• [To be done]
Return each line of the listing below, unchanged, and omit the images.

Data excerpts:
= = = = = = =

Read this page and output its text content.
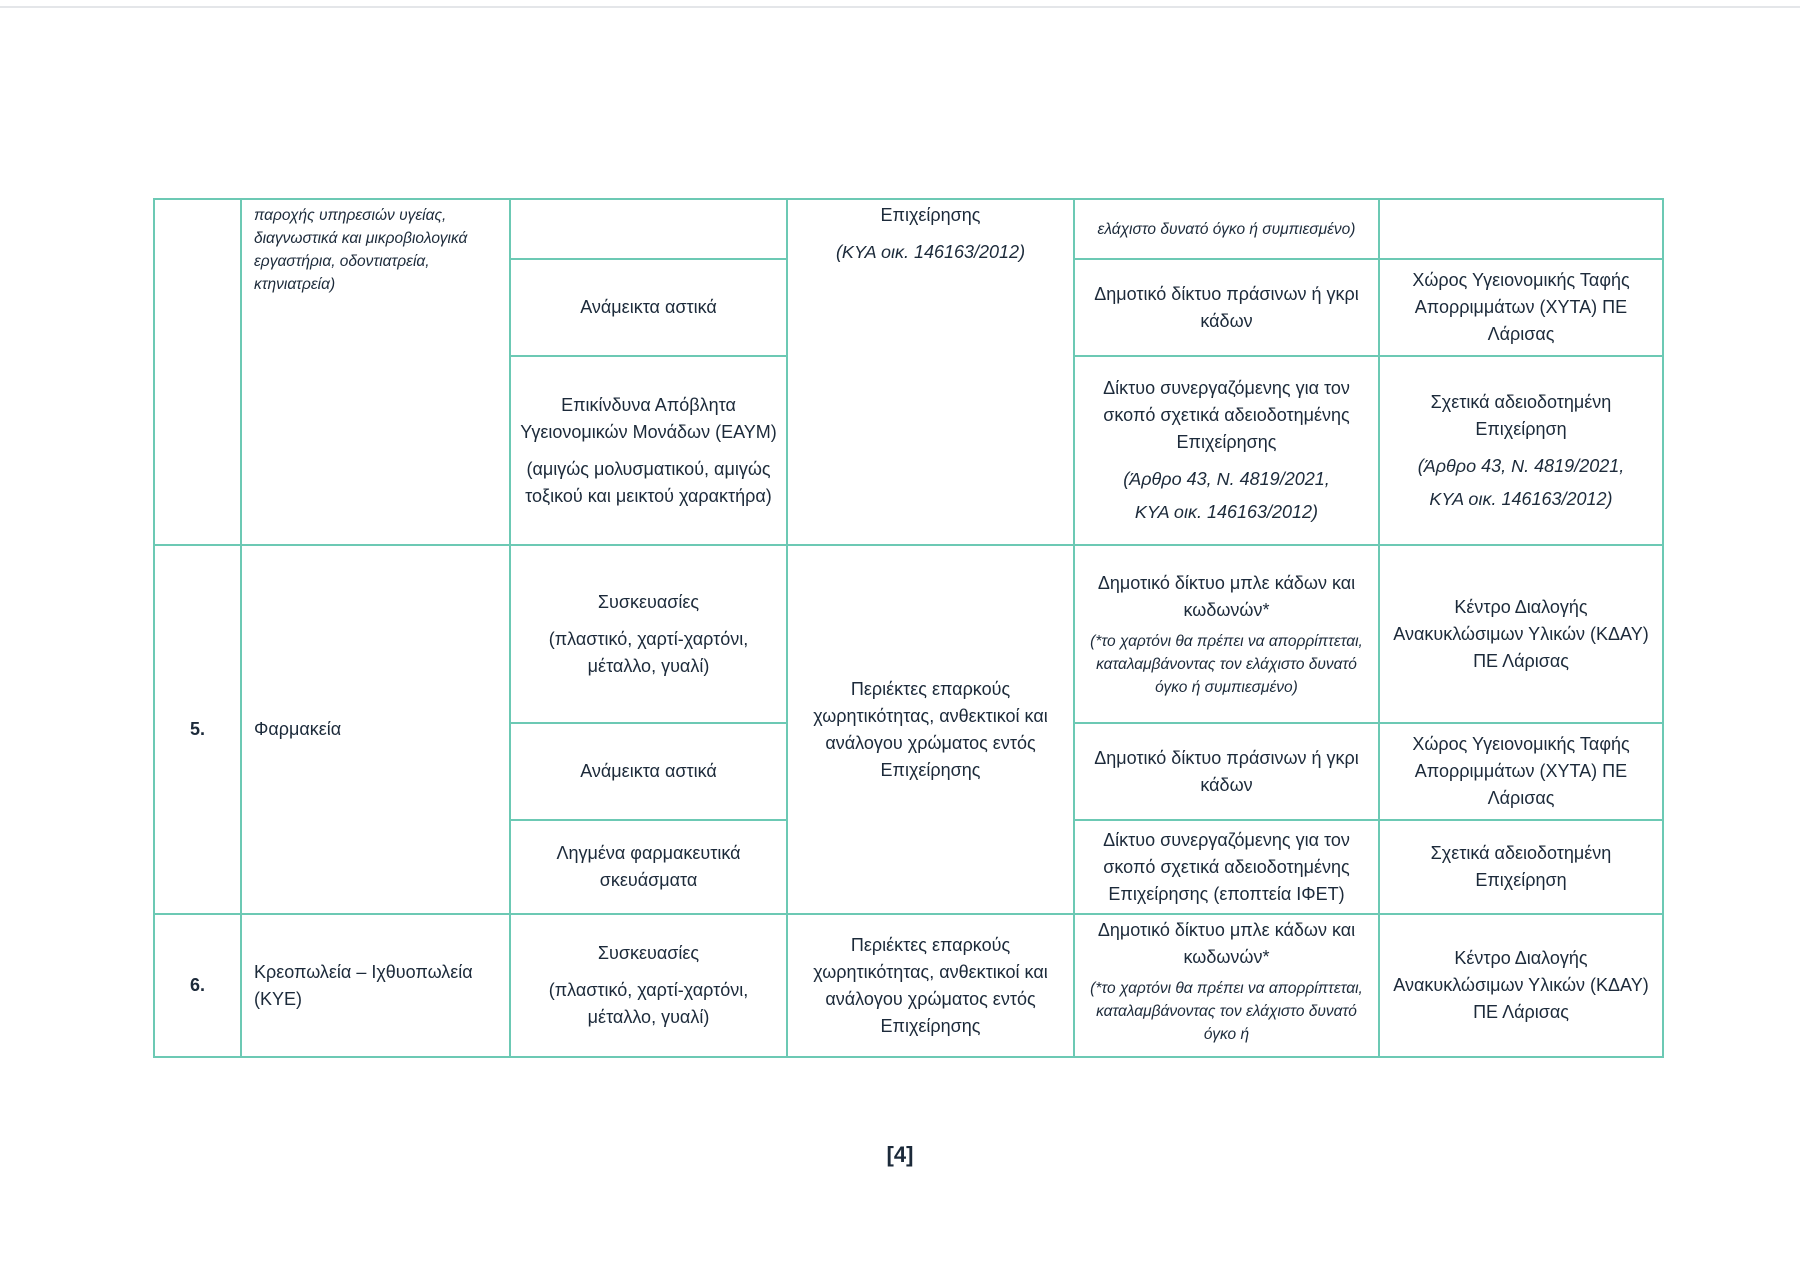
παροχής υπηρεσιών υγείας, διαγνωστικά και μικροβιολογικά εργαστήρια, οδοντιατρεία, κτηνιατρεία)
Ανάμεικτα αστικά
Επικίνδυνα Απόβλητα Υγειονομικών Μονάδων (ΕΑΥΜ)
(αμιγώς μολυσματικού, αμιγώς τοξικού και μεικτού χαρακτήρα)
Επιχείρησης
(ΚΥΑ οικ. 146163/2012)
ελάχιστο δυνατό όγκο ή συμπιεσμένο)
Δημοτικό δίκτυο πράσινων ή γκρι κάδων
Δίκτυο συνεργαζόμενης για τον σκοπό σχετικά αδειοδοτημένης Επιχείρησης
(Άρθρο 43, Ν. 4819/2021,
ΚΥΑ οικ. 146163/2012)
Χώρος Υγειονομικής Ταφής Απορριμμάτων (ΧΥΤΑ) ΠΕ Λάρισας
Σχετικά αδειοδοτημένη Επιχείρηση
(Άρθρο 43, Ν. 4819/2021,
ΚΥΑ οικ. 146163/2012)
5.	Φαρμακεία
Συσκευασίες
(πλαστικό, χαρτί-χαρτόνι, μέταλλο, γυαλί)
Ανάμεικτα αστικά
Ληγμένα φαρμακευτικά σκευάσματα
Περιέκτες επαρκούς χωρητικότητας, ανθεκτικοί και ανάλογου χρώματος εντός Επιχείρησης
Δημοτικό δίκτυο μπλε κάδων και κωδωνών*
(*το χαρτόνι θα πρέπει να απορρίπτεται, καταλαμβάνοντας τον ελάχιστο δυνατό όγκο ή συμπιεσμένο)
Δημοτικό δίκτυο πράσινων ή γκρι κάδων
Δίκτυο συνεργαζόμενης για τον σκοπό σχετικά αδειοδοτημένης Επιχείρησης (εποπτεία ΙΦΕΤ)
Κέντρο Διαλογής Ανακυκλώσιμων Υλικών (ΚΔΑΥ) ΠΕ Λάρισας
Χώρος Υγειονομικής Ταφής Απορριμμάτων (ΧΥΤΑ) ΠΕ Λάρισας
Σχετικά αδειοδοτημένη Επιχείρηση
6.
Κρεοπωλεία – Ιχθυοπωλεία (ΚΥΕ)
Συσκευασίες
(πλαστικό, χαρτί-χαρτόνι, μέταλλο, γυαλί)
Περιέκτες επαρκούς χωρητικότητας, ανθεκτικοί και ανάλογου χρώματος εντός Επιχείρησης
Δημοτικό δίκτυο μπλε κάδων και κωδωνών*
(*το χαρτόνι θα πρέπει να απορρίπτεται, καταλαμβάνοντας τον ελάχιστο δυνατό όγκο ή
Κέντρο Διαλογής Ανακυκλώσιμων Υλικών (ΚΔΑΥ) ΠΕ Λάρισας
[4]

= = = = = = =

• [Full response]
Read this page and output its text content.
παροχής υπηρεσιών υγείας, διαγνωστικά και μικροβιολογικά εργαστήρια, οδοντιατρεία, κτηνιατρεία)
Ανάμεικτα αστικά
Επικίνδυνα Απόβλητα Υγειονομικών Μονάδων (ΕΑΥΜ)
(αμιγώς μολυσματικού, αμιγώς τοξικού και μεικτού χαρακτήρα)
Επιχείρησης
(ΚΥΑ οικ. 146163/2012)
ελάχιστο δυνατό όγκο ή συμπιεσμένο)
Δημοτικό δίκτυο πράσινων ή γκρι κάδων
Δίκτυο συνεργαζόμενης για τον σκοπό σχετικά αδειοδοτημένης Επιχείρησης
(Άρθρο 43, Ν. 4819/2021,
ΚΥΑ οικ. 146163/2012)
Χώρος Υγειονομικής Ταφής Απορριμμάτων (ΧΥΤΑ) ΠΕ Λάρισας
Σχετικά αδειοδοτημένη Επιχείρηση
(Άρθρο 43, Ν. 4819/2021,
ΚΥΑ οικ. 146163/2012)
5.	Φαρμακεία
Συσκευασίες
(πλαστικό, χαρτί-χαρτόνι, μέταλλο, γυαλί)
Ανάμεικτα αστικά
Ληγμένα φαρμακευτικά σκευάσματα
Περιέκτες επαρκούς χωρητικότητας, ανθεκτικοί και ανάλογου χρώματος εντός Επιχείρησης
Δημοτικό δίκτυο μπλε κάδων και κωδωνών*
(*το χαρτόνι θα πρέπει να απορρίπτεται, καταλαμβάνοντας τον ελάχιστο δυνατό όγκο ή συμπιεσμένο)
Δημοτικό δίκτυο πράσινων ή γκρι κάδων
Δίκτυο συνεργαζόμενης για τον σκοπό σχετικά αδειοδοτημένης Επιχείρησης (εποπτεία ΙΦΕΤ)
Κέντρο Διαλογής Ανακυκλώσιμων Υλικών (ΚΔΑΥ) ΠΕ Λάρισας
Χώρος Υγειονομικής Ταφής Απορριμμάτων (ΧΥΤΑ) ΠΕ Λάρισας
Σχετικά αδειοδοτημένη Επιχείρηση
6.
Κρεοπωλεία – Ιχθυοπωλεία (ΚΥΕ)
Συσκευασίες
(πλαστικό, χαρτί-χαρτόνι, μέταλλο, γυαλί)
Περιέκτες επαρκούς χωρητικότητας, ανθεκτικοί και ανάλογου χρώματος εντός Επιχείρησης
Δημοτικό δίκτυο μπλε κάδων και κωδωνών*
(*το χαρτόνι θα πρέπει να απορρίπτεται, καταλαμβάνοντας τον ελάχιστο δυνατό όγκο ή
Κέντρο Διαλογής Ανακυκλώσιμων Υλικών (ΚΔΑΥ) ΠΕ Λάρισας
[4]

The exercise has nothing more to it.